(Stored items from a collection)
-- begin --

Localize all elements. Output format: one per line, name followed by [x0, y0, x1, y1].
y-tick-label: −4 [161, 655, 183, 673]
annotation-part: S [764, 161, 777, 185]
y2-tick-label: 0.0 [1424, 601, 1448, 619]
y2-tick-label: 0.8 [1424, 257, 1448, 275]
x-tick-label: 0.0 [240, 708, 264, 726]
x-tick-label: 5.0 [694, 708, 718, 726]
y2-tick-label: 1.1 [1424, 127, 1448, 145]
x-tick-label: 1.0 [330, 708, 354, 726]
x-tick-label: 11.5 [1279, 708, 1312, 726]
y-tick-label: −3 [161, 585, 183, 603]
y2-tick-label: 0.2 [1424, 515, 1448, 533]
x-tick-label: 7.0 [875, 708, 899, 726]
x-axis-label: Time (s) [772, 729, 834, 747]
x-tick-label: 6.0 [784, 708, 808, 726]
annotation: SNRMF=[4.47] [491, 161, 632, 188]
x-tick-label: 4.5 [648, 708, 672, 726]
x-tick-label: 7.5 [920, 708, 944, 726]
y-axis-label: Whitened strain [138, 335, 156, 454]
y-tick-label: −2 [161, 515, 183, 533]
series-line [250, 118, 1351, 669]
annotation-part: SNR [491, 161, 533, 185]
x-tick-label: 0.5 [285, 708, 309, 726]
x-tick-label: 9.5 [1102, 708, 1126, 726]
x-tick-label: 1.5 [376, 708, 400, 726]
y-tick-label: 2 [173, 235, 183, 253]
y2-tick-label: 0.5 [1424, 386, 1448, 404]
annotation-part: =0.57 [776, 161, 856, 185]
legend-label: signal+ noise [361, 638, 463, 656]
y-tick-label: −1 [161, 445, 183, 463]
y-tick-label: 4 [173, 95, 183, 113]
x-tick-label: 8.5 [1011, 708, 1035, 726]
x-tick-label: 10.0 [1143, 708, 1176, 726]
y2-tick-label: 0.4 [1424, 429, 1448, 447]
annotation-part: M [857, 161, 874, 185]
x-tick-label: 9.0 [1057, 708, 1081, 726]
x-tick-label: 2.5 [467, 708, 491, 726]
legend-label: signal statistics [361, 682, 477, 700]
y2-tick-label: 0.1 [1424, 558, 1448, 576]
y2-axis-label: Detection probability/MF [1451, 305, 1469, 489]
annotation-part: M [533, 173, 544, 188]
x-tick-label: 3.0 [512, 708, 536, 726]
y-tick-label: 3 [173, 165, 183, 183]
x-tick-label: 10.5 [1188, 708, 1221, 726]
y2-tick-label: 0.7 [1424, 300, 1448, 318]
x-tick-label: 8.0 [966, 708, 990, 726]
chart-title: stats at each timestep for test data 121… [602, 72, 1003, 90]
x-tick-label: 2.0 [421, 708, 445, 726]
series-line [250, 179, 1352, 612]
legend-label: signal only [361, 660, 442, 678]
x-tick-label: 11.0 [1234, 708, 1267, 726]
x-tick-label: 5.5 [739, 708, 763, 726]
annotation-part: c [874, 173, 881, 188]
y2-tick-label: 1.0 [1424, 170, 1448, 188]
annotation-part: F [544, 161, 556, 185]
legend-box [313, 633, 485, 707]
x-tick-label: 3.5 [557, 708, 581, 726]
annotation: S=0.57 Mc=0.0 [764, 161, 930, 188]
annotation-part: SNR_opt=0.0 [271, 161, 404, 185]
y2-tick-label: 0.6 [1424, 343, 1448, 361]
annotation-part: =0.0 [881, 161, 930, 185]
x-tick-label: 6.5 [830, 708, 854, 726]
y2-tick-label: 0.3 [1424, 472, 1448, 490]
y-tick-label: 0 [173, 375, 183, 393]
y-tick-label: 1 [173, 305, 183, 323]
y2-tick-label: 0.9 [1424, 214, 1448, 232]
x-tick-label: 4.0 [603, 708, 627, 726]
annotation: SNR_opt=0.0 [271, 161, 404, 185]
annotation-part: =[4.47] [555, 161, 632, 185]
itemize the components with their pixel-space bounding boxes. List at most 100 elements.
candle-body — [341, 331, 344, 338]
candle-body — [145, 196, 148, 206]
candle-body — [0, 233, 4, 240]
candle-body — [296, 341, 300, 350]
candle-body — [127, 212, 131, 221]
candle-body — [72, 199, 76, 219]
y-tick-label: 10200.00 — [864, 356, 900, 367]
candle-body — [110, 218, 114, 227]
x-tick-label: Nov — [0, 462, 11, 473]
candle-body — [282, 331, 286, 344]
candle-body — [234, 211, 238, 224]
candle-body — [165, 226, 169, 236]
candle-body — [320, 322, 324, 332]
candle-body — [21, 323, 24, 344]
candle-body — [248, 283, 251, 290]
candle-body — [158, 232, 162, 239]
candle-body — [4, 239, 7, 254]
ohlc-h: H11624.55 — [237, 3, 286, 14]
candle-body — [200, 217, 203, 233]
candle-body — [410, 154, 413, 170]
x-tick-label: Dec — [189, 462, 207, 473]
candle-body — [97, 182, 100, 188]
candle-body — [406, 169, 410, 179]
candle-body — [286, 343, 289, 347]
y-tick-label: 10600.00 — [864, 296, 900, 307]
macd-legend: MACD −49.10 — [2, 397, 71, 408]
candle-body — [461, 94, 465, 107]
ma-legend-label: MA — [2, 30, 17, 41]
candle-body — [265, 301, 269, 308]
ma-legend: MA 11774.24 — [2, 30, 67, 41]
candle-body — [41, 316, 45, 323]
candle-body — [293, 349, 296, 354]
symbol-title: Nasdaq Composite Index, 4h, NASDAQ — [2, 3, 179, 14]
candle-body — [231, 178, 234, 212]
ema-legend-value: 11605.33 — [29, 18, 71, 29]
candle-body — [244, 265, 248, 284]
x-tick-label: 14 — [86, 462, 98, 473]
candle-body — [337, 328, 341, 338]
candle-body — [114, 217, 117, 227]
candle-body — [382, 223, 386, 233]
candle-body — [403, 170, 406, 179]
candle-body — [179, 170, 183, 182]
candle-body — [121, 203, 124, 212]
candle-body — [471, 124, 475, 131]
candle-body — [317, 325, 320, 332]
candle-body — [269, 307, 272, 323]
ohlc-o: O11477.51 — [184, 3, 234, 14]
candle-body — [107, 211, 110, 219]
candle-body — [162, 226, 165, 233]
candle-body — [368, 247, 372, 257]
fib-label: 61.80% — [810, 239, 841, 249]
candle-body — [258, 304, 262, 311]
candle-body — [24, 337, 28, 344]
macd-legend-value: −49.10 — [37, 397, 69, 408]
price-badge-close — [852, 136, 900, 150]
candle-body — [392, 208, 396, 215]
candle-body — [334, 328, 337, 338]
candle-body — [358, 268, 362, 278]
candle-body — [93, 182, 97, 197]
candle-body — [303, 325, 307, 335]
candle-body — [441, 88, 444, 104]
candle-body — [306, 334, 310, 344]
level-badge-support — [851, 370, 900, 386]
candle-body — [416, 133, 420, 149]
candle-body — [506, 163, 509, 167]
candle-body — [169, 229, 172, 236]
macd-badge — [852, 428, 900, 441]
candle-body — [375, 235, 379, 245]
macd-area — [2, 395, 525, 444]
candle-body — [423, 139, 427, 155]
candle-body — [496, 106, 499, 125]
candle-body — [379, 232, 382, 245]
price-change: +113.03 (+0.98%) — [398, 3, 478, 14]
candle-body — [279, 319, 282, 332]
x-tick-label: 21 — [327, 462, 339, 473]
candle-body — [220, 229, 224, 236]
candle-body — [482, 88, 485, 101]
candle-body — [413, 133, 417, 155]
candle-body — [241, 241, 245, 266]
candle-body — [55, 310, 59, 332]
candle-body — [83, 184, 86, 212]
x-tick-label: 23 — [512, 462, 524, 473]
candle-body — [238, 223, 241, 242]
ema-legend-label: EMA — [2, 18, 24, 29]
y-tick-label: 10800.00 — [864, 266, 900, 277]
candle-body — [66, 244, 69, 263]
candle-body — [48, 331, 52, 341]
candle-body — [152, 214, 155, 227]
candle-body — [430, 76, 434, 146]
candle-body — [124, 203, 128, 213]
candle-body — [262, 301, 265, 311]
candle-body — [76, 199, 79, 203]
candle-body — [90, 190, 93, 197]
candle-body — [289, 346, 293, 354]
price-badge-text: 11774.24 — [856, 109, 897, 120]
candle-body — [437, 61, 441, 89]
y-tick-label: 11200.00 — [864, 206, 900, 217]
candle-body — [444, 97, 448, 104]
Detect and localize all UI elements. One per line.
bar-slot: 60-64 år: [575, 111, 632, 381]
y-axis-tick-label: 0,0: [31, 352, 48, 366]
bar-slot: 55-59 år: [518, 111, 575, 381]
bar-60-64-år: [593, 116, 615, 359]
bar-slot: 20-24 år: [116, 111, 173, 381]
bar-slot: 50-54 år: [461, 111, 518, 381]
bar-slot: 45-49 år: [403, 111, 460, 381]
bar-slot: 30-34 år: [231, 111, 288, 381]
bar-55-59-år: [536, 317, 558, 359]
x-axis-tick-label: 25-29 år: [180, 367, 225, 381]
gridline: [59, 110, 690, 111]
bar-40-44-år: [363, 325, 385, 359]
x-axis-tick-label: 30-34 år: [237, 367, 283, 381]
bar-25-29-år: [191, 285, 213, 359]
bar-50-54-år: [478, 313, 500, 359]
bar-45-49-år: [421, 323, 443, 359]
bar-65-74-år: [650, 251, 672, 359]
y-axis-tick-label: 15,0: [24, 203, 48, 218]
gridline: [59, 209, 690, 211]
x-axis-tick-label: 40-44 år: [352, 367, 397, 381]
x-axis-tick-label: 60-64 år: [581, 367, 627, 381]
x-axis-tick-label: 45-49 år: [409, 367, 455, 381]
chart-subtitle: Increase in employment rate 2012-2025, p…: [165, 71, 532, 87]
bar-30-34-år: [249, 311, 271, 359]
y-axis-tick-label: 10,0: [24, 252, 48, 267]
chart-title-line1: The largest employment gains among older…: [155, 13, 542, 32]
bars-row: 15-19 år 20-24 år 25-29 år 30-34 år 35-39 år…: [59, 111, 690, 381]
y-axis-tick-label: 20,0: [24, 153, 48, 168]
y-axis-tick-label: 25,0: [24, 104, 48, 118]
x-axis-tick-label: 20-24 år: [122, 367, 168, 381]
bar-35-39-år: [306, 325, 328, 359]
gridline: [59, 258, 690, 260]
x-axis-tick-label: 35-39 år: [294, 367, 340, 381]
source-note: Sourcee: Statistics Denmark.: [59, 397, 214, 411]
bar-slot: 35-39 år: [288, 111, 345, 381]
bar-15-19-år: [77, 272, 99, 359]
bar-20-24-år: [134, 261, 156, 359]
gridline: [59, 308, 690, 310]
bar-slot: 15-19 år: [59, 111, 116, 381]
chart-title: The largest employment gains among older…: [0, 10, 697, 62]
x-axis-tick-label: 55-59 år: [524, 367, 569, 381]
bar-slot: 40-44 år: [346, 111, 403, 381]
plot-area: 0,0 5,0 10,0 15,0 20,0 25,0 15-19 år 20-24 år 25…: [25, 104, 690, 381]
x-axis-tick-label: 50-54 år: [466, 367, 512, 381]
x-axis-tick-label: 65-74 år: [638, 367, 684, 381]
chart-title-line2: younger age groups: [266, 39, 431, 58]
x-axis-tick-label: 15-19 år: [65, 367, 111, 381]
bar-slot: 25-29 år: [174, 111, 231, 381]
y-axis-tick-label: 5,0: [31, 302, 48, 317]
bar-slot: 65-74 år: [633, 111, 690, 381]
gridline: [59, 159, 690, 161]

-- end --

— Written instruction —
Pull out the lines of the listing from its first line through the line containing "x-tick-label: 6.0 [784, 708, 808, 726]", including both, and repeat them unchanged.

— Correct response —
Localize all elements. Output format: one per line, name followed by [x0, y0, x1, y1].
y-tick-label: −4 [161, 655, 183, 673]
annotation-part: S [764, 161, 777, 185]
y2-tick-label: 0.0 [1424, 601, 1448, 619]
y2-tick-label: 0.8 [1424, 257, 1448, 275]
x-tick-label: 0.0 [240, 708, 264, 726]
x-tick-label: 5.0 [694, 708, 718, 726]
y2-tick-label: 1.1 [1424, 127, 1448, 145]
x-tick-label: 1.0 [330, 708, 354, 726]
x-tick-label: 11.5 [1279, 708, 1312, 726]
y-tick-label: −3 [161, 585, 183, 603]
y2-tick-label: 0.2 [1424, 515, 1448, 533]
x-tick-label: 7.0 [875, 708, 899, 726]
x-axis-label: Time (s) [772, 729, 834, 747]
x-tick-label: 6.0 [784, 708, 808, 726]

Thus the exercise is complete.